── PROVIDED DATA ──

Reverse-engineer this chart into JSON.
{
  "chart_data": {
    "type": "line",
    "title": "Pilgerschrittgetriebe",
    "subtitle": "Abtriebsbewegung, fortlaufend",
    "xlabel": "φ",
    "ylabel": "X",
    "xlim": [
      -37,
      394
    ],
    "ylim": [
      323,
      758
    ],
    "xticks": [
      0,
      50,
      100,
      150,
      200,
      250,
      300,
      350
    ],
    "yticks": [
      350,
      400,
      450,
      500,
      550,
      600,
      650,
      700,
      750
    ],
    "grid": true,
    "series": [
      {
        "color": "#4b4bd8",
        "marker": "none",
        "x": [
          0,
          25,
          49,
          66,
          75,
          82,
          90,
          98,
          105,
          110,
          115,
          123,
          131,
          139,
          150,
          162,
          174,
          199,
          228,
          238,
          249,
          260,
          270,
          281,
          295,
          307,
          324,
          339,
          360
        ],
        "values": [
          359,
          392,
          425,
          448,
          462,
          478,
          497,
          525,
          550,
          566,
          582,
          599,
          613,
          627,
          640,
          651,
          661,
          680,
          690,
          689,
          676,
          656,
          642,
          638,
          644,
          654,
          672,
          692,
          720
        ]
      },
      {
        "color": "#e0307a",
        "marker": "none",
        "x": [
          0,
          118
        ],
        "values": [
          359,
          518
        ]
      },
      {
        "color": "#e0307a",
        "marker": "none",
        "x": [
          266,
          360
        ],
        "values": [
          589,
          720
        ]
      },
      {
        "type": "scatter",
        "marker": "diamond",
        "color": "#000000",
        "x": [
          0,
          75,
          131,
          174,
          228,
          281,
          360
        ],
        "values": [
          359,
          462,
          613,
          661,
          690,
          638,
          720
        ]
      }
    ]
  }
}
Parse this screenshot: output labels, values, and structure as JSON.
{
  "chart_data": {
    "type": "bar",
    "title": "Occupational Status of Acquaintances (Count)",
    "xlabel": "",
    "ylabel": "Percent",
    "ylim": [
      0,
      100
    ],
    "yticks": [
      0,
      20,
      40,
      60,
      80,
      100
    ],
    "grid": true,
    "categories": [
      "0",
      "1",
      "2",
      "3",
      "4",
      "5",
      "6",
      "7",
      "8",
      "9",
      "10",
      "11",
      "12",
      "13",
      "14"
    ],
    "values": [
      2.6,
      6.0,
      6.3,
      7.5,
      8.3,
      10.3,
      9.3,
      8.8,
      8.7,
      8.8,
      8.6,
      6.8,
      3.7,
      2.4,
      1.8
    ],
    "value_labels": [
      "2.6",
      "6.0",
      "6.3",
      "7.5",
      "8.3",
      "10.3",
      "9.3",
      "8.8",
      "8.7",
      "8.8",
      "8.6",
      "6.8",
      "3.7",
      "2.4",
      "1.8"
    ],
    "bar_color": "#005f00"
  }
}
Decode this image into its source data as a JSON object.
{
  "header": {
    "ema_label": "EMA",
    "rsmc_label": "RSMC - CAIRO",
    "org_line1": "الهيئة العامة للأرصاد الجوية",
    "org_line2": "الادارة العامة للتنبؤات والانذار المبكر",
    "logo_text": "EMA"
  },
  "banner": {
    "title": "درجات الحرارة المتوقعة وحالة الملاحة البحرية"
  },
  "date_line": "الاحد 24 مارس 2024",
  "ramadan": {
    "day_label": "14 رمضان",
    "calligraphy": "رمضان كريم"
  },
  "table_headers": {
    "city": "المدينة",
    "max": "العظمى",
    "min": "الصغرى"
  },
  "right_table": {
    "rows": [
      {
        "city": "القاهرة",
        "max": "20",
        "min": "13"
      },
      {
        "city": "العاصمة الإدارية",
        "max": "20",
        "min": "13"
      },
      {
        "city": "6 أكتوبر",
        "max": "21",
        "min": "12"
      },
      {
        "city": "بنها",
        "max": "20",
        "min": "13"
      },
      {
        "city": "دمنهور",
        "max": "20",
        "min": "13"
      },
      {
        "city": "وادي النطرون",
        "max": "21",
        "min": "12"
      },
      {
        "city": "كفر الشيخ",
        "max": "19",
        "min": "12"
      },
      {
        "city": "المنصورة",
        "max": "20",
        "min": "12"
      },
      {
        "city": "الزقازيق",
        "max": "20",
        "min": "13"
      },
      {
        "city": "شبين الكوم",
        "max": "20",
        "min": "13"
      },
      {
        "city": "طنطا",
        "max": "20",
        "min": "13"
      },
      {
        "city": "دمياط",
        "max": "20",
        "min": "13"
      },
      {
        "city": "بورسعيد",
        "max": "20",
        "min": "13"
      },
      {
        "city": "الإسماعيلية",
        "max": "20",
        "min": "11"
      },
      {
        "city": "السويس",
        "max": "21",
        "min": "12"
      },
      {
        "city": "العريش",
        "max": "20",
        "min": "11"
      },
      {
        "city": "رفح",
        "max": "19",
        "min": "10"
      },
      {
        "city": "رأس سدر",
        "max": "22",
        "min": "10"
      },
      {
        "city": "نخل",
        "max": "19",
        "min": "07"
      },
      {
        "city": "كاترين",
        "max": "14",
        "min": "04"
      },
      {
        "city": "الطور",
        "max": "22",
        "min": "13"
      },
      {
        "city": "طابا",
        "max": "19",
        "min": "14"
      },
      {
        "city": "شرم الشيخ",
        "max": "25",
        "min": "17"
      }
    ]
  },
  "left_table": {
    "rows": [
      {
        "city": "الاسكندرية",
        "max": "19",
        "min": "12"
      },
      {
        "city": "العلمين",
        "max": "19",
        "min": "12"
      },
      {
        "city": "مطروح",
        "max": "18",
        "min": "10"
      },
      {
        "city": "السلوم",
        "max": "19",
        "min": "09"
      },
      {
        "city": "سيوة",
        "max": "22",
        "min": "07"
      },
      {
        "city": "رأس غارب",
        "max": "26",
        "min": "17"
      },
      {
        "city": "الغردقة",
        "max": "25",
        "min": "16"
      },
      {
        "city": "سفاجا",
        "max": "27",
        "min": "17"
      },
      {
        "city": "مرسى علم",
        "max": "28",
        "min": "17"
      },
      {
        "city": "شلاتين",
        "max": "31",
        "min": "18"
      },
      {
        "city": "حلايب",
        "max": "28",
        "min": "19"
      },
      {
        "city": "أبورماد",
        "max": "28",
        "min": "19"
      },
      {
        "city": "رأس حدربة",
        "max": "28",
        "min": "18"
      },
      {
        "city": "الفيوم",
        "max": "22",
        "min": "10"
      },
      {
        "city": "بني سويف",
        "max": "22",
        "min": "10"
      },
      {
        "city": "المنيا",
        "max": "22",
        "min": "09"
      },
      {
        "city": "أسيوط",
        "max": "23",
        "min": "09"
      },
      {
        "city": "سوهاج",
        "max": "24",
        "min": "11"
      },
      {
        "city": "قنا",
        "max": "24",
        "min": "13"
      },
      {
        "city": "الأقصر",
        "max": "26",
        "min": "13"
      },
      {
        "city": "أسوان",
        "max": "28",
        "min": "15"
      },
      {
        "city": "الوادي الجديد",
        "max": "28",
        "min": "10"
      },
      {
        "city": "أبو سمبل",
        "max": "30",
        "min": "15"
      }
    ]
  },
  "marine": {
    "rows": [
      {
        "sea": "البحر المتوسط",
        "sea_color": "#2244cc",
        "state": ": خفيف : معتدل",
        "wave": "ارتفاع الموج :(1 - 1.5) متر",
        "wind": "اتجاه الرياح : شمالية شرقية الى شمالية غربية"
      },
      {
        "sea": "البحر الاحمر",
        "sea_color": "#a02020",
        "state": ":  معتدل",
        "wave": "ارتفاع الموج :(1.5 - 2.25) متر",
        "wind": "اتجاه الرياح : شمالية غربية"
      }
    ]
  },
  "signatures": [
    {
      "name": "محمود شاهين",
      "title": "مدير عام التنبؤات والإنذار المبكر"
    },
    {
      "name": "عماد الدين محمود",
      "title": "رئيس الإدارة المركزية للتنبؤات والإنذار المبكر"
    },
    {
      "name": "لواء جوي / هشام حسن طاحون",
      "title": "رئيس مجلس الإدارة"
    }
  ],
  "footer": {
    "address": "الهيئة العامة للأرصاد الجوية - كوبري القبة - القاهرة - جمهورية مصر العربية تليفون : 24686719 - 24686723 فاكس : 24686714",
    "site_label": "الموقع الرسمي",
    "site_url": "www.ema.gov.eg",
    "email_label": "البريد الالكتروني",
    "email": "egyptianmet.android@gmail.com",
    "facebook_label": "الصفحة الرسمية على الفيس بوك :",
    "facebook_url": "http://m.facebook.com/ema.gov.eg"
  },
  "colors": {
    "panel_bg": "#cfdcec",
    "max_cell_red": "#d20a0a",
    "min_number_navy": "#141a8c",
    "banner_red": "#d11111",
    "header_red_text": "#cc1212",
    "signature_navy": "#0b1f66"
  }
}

───

*REQUIREMENTS*.
Go through the records. Copy each line where "رئيس" appears.

*FINAL RESULT*.
      "title": "رئيس الإدارة المركزية للتنبؤات والإنذار المبكر"
      "title": "رئيس مجلس الإدارة"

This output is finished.